* [MATERIAL SHOWN]:

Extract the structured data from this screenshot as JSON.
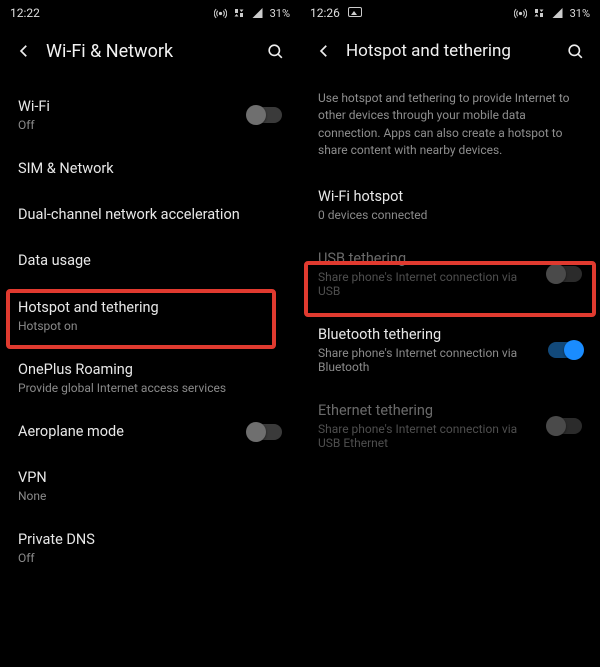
{
  "left": {
    "status": {
      "time": "12:22",
      "battery": "31%"
    },
    "header_title": "Wi-Fi & Network",
    "items": {
      "wifi": {
        "label": "Wi-Fi",
        "sub": "Off"
      },
      "sim": {
        "label": "SIM & Network"
      },
      "dualch": {
        "label": "Dual-channel network acceleration"
      },
      "datausage": {
        "label": "Data usage"
      },
      "hotspot": {
        "label": "Hotspot and tethering",
        "sub": "Hotspot on"
      },
      "roaming": {
        "label": "OnePlus Roaming",
        "sub": "Provide global Internet access services"
      },
      "aeroplane": {
        "label": "Aeroplane mode"
      },
      "vpn": {
        "label": "VPN",
        "sub": "None"
      },
      "pdns": {
        "label": "Private DNS",
        "sub": "Off"
      }
    }
  },
  "right": {
    "status": {
      "time": "12:26",
      "battery": "31%"
    },
    "header_title": "Hotspot and tethering",
    "description": "Use hotspot and tethering to provide Internet to other devices through your mobile data connection. Apps can also create a hotspot to share content with nearby devices.",
    "items": {
      "wifihs": {
        "label": "Wi-Fi hotspot",
        "sub": "0 devices connected"
      },
      "usb": {
        "label": "USB tethering",
        "sub": "Share phone's Internet connection via USB"
      },
      "bt": {
        "label": "Bluetooth tethering",
        "sub": "Share phone's Internet connection via Bluetooth"
      },
      "eth": {
        "label": "Ethernet tethering",
        "sub": "Share phone's Internet connection via USB Ethernet"
      }
    }
  }
}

* [REQUIREMENT]: Which lines hold the word "Bluetooth"? Copy each of them from the records.

* [CORRECT RESPONSE]:
        "label": "Bluetooth tethering",
        "sub": "Share phone's Internet connection via Bluetooth"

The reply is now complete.